▸ RECORDS
----------
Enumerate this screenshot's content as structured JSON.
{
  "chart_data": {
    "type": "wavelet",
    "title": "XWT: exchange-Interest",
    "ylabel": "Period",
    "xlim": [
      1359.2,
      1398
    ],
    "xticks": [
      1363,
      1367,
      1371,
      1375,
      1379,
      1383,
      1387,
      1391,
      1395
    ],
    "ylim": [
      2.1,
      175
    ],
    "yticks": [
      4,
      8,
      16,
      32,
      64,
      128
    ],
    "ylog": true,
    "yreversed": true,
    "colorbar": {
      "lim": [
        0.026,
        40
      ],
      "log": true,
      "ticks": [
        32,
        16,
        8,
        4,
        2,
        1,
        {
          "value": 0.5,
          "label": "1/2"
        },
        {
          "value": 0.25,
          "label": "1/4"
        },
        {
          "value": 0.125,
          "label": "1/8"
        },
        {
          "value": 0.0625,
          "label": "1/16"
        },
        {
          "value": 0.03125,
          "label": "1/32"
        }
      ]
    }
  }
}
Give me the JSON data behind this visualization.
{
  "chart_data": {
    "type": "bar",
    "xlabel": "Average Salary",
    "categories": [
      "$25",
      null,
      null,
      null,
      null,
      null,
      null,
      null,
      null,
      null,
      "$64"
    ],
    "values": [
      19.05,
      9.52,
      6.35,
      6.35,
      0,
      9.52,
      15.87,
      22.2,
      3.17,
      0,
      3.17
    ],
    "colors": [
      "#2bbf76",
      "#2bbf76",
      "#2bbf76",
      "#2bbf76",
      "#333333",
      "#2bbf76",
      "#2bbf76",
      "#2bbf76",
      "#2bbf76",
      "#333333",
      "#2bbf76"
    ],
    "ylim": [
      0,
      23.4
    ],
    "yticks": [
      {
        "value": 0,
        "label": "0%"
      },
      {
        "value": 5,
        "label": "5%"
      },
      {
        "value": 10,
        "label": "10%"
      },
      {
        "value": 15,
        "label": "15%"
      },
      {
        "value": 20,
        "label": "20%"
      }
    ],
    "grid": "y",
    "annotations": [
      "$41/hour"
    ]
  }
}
----------
▸ AIM OF THE TASK
Transcribe all of the material exactly. Omit nothing.

▸ RESPONSE TO THIS TASK
Enumerate this screenshot's content as structured JSON.
{
  "chart_data": {
    "type": "wavelet",
    "title": "XWT: exchange-Interest",
    "ylabel": "Period",
    "xlim": [
      1359.2,
      1398
    ],
    "xticks": [
      1363,
      1367,
      1371,
      1375,
      1379,
      1383,
      1387,
      1391,
      1395
    ],
    "ylim": [
      2.1,
      175
    ],
    "yticks": [
      4,
      8,
      16,
      32,
      64,
      128
    ],
    "ylog": true,
    "yreversed": true,
    "colorbar": {
      "lim": [
        0.026,
        40
      ],
      "log": true,
      "ticks": [
        32,
        16,
        8,
        4,
        2,
        1,
        {
          "value": 0.5,
          "label": "1/2"
        },
        {
          "value": 0.25,
          "label": "1/4"
        },
        {
          "value": 0.125,
          "label": "1/8"
        },
        {
          "value": 0.0625,
          "label": "1/16"
        },
        {
          "value": 0.03125,
          "label": "1/32"
        }
      ]
    }
  }
}
Give me the JSON data behind this visualization.
{
  "chart_data": {
    "type": "bar",
    "xlabel": "Average Salary",
    "categories": [
      "$25",
      null,
      null,
      null,
      null,
      null,
      null,
      null,
      null,
      null,
      "$64"
    ],
    "values": [
      19.05,
      9.52,
      6.35,
      6.35,
      0,
      9.52,
      15.87,
      22.2,
      3.17,
      0,
      3.17
    ],
    "colors": [
      "#2bbf76",
      "#2bbf76",
      "#2bbf76",
      "#2bbf76",
      "#333333",
      "#2bbf76",
      "#2bbf76",
      "#2bbf76",
      "#2bbf76",
      "#333333",
      "#2bbf76"
    ],
    "ylim": [
      0,
      23.4
    ],
    "yticks": [
      {
        "value": 0,
        "label": "0%"
      },
      {
        "value": 5,
        "label": "5%"
      },
      {
        "value": 10,
        "label": "10%"
      },
      {
        "value": 15,
        "label": "15%"
      },
      {
        "value": 20,
        "label": "20%"
      }
    ],
    "grid": "y",
    "annotations": [
      "$41/hour"
    ]
  }
}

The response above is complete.